======== Selected extract ========
Cross-references companies.db records against Finnhub ground truth
and heuristic checks to find entity resolution errors, missing data,
and suspicious records.

Usage:
    python -m intel.companies.verify [--limit N] [--fix] [--report]
"""

import json
import re
import sqlite3
from dataclasses import dataclass, field
from enum import Enum
from pathlib import Path

from loguru import logger

from intel.companies.common import DB_PATH


class Severity(Enum):
    LOW = "low"
    MEDIUM = "medium"
    HIGH = "high"
    CRITICAL = "critical"


@dataclass
class VerificationResult:
    company_id: int
    company_name: str
    ticker: str | None
    issue_type: str  # name_mismatch, missing_description, ticker_conflict, duplicate, malformed_name
    severity: Severity
    detail: str
    suggested_fix: str | None = None
    ground_truth: dict = field(default_factory=dict)


# ── Name matching ──────────────────────────────────────────────

_LEGAL_SUFFIXES = re.compile(
    r"[,.\s]*(Inc\.?|Corp\.?|Corporation|LLC|Ltd\.?|Limited|PLC|"
    r"S\.?A\.?S?\.?|SE|AG|GmbH|N\.?V\.?|Co\.?,?\s*Ltd\.?|Group|"
    r"G\.?K\.?|Pvt\.?\s*Ltd\.?|B\.?V\.?|KK|Co\.?)\s*\.?\s*$",
    re.IGNORECASE,
)

_SUBSIDIARY_MARKERS = re.compile(
    r"\b(G\.?K\.?|Pvt\.?\s*Ltd\.?|GmbH|B\.?V\.?|S\.?A\.?S\.?|KK)\b",
    re.IGNORECASE,
)


def _normalize_name(name: str) -> str:
    """Strip legal suffixes and normalize for comparison."""
    clean = _LEGAL_SUFFIXES.sub("", name).strip()
    clean = re.sub(r"\s+", " ", clean).lower()
========
* _Tasks_
**a.** Could you set down the part of the verification module starting at "Cross-references companies.db records" and ending at "and suspicious records.", keeping every character unchanged?
**b.** Would you pick up the verification module right after its last line and keep writing it?
Nothing in the records matters here.
======== Raw data ========
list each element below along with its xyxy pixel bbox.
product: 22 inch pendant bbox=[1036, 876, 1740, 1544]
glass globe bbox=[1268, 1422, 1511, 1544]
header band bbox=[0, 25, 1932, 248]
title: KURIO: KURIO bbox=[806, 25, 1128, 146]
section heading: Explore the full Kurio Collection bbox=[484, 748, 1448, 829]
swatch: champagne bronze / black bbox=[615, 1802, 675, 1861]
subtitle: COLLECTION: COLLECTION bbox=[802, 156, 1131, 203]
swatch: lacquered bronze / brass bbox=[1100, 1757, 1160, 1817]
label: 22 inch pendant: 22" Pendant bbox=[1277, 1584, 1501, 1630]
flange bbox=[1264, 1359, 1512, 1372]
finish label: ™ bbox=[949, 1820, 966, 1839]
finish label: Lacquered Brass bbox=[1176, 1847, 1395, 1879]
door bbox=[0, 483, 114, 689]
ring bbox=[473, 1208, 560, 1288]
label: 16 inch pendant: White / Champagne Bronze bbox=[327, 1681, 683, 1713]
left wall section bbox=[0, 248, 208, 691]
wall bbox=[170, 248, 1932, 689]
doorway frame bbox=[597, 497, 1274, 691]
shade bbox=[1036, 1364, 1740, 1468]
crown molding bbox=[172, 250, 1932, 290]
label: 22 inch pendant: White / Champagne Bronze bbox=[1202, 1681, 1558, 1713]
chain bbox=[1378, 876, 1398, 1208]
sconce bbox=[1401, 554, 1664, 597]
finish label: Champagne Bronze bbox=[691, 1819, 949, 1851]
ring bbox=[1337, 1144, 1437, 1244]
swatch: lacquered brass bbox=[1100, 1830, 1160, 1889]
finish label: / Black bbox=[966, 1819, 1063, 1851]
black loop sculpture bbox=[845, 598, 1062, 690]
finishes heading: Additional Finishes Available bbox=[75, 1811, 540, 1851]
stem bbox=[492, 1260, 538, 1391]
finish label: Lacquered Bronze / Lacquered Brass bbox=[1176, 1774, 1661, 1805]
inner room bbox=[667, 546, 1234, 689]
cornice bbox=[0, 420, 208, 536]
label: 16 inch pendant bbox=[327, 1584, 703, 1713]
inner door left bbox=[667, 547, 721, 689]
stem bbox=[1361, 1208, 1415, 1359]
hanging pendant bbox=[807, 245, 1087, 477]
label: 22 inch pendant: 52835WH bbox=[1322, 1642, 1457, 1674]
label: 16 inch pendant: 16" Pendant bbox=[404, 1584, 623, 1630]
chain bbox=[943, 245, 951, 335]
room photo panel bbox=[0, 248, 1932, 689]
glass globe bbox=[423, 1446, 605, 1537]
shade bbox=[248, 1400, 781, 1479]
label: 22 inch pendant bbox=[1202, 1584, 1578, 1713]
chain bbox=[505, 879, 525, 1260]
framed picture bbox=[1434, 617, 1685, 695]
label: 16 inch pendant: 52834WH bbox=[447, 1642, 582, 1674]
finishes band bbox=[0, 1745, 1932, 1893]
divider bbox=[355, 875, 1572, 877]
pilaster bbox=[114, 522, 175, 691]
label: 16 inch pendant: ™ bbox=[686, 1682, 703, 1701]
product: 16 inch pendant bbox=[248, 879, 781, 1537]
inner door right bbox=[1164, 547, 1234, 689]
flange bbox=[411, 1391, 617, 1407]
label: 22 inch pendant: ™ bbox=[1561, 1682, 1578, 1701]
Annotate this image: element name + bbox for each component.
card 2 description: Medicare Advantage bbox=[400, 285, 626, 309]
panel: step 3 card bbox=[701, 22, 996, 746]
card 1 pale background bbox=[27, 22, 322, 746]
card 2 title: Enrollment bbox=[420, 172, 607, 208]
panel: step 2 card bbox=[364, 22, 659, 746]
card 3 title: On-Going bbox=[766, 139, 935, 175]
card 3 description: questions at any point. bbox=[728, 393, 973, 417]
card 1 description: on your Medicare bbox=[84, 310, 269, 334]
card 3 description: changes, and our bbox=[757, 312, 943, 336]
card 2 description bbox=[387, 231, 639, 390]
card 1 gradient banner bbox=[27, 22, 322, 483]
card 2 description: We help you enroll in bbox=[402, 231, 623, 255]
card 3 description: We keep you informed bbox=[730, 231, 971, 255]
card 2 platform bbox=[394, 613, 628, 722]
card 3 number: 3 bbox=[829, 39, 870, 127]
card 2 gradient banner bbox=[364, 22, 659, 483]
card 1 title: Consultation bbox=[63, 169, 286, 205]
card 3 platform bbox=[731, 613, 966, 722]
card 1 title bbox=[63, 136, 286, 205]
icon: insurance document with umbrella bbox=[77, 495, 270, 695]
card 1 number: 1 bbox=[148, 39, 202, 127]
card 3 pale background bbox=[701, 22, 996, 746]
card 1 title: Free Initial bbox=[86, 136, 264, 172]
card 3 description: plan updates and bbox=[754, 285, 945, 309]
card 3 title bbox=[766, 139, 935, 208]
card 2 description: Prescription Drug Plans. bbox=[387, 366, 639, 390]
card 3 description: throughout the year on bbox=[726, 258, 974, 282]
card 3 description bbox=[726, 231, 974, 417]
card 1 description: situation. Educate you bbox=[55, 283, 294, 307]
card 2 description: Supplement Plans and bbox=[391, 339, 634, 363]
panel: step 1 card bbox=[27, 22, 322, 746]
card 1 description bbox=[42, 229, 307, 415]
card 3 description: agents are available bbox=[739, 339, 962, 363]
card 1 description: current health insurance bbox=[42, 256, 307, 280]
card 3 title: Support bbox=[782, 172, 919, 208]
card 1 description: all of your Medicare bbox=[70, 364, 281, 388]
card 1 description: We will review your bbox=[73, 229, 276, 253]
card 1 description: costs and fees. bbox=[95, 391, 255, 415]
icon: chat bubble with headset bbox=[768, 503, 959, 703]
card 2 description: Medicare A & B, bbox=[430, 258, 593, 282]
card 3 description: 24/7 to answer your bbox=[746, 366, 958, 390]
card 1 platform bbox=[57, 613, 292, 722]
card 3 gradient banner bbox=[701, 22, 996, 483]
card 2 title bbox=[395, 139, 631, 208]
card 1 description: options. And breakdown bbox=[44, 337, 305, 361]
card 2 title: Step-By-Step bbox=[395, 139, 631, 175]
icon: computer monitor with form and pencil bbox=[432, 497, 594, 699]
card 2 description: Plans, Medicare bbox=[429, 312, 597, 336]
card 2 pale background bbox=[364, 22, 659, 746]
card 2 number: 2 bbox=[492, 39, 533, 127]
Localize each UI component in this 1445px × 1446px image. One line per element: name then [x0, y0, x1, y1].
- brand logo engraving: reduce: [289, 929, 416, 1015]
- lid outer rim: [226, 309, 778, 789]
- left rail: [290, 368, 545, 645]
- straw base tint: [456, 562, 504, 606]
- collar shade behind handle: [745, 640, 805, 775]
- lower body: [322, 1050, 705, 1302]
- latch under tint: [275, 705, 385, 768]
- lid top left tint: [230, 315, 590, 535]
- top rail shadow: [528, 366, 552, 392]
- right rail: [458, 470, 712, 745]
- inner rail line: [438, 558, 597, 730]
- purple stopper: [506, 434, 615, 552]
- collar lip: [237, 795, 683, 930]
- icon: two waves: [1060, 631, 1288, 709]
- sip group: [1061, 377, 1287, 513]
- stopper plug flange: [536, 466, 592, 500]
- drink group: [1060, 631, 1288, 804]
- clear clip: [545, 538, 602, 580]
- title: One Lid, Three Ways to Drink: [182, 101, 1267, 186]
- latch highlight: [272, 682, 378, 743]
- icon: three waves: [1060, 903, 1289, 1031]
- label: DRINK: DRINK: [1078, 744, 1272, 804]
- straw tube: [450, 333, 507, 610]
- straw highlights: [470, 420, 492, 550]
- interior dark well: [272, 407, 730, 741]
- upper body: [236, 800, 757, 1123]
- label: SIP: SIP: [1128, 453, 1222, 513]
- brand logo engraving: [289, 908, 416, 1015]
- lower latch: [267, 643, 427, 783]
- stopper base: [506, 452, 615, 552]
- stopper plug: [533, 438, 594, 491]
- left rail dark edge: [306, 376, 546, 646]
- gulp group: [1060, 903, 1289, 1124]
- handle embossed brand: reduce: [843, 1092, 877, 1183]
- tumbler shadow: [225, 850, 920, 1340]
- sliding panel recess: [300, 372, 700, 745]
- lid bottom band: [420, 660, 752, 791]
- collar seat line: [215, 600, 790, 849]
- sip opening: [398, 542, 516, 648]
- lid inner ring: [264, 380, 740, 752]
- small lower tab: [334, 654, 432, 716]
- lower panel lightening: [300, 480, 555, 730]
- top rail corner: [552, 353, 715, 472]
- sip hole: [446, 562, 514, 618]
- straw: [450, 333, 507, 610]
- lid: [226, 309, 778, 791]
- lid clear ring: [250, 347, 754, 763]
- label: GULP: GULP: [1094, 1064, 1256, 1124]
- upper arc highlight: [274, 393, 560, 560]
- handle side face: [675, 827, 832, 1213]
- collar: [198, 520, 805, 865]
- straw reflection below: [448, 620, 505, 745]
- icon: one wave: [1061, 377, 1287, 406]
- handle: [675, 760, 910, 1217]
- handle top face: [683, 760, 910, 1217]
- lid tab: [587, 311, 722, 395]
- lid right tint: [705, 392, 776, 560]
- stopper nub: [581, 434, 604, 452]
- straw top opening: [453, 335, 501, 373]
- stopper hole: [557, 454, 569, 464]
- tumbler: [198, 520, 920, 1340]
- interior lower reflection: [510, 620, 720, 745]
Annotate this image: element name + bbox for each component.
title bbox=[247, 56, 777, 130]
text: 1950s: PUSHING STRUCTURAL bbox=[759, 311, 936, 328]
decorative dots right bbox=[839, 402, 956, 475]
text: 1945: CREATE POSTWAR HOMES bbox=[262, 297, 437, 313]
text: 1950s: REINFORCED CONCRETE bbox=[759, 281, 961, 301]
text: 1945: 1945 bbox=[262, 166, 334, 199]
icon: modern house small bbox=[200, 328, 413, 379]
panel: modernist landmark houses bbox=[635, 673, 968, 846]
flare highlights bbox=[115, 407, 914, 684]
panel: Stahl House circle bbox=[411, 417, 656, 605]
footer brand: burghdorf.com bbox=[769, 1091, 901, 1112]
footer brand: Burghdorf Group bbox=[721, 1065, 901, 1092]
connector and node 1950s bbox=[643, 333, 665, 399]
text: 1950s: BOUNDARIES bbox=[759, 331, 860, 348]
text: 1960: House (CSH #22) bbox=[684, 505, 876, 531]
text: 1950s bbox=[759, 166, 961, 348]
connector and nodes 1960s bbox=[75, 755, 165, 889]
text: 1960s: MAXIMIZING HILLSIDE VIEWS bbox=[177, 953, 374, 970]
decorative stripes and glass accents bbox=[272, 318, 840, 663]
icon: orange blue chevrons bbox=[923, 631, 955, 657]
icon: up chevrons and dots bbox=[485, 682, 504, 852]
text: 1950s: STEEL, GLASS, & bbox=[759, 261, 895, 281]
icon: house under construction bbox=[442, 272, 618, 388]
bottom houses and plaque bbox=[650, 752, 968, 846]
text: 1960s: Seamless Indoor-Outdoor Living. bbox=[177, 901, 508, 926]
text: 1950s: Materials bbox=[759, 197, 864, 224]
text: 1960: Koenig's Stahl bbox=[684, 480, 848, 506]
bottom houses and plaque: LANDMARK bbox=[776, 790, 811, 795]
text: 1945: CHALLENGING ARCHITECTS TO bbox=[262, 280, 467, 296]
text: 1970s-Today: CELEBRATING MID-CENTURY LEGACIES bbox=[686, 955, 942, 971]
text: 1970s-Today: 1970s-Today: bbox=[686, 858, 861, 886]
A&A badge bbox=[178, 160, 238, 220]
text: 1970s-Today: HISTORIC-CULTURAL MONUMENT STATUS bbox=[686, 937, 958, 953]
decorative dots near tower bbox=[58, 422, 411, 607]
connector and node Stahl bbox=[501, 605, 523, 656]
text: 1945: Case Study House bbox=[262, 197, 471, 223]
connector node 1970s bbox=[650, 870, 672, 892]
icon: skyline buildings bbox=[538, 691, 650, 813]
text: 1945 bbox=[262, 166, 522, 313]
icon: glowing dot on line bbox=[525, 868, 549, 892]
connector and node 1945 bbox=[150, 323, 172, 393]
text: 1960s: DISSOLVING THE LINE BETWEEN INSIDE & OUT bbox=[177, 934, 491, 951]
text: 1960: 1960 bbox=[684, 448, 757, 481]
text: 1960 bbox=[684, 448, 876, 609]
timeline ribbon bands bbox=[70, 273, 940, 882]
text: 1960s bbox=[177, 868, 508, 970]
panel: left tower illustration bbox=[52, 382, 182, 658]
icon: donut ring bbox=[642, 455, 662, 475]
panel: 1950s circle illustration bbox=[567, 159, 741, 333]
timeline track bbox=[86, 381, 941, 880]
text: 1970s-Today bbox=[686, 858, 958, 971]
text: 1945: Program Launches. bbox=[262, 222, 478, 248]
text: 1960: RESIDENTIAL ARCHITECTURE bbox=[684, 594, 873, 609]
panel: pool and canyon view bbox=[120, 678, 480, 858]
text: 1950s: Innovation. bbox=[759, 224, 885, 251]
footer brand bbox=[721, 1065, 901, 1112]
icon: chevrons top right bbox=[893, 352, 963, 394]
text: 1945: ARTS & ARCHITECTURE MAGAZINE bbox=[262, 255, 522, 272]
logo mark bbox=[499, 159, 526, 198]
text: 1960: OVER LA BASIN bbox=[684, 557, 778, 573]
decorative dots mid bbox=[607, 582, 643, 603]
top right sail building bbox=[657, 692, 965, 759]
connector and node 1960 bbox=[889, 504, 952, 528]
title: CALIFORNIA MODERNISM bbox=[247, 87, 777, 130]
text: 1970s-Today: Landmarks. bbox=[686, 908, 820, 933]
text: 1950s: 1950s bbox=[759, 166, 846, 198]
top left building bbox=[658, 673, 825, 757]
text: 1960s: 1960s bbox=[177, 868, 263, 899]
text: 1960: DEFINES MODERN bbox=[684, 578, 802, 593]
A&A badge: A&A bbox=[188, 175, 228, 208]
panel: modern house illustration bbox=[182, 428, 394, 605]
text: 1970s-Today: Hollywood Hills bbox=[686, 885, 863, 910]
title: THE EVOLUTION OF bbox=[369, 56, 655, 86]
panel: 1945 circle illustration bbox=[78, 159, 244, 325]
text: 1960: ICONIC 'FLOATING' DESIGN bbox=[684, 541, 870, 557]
========
* _Solved tasks_
**a.**
Cross-references companies.db records against Finnhub ground truth
and heuristic checks to find entity resolution errors, missing data,
and suspicious records.

**b.**
    return clean


def check_ticker_name_match(
    db_name: str, finnhub_name: str, ticker: str
) -> VerificationResult | None:
    """Check if DB name matches Finnhub name for a given ticker.

    Returns a VerificationResult if there's a mismatch, None if OK.
    """
    norm_db = _normalize_name(db_name)
    norm_fh = _normalize_name(finnhub_name)

    # Exact match after normalization
    if norm_db == norm_fh:
        return None

    # Check if one contains the other (e.g., "Apple" vs "Apple Inc")
    if norm_db in norm_fh or norm_fh in norm_db:
        return None

    # Check word overlap — if >70% of words match, it's close enough
    db_words = set(norm_db.split())
    fh_words = set(norm_fh.split())
    if db_words and fh_words:
        overlap = len(db_words & fh_words) / max(len(db_words), len(fh_words))
        if overlap >= 0.7:
            return None

    # It's a mismatch — determine severity
    has_subsidiary_marker = bool(_SUBSIDIARY_MARKERS.search(db_name))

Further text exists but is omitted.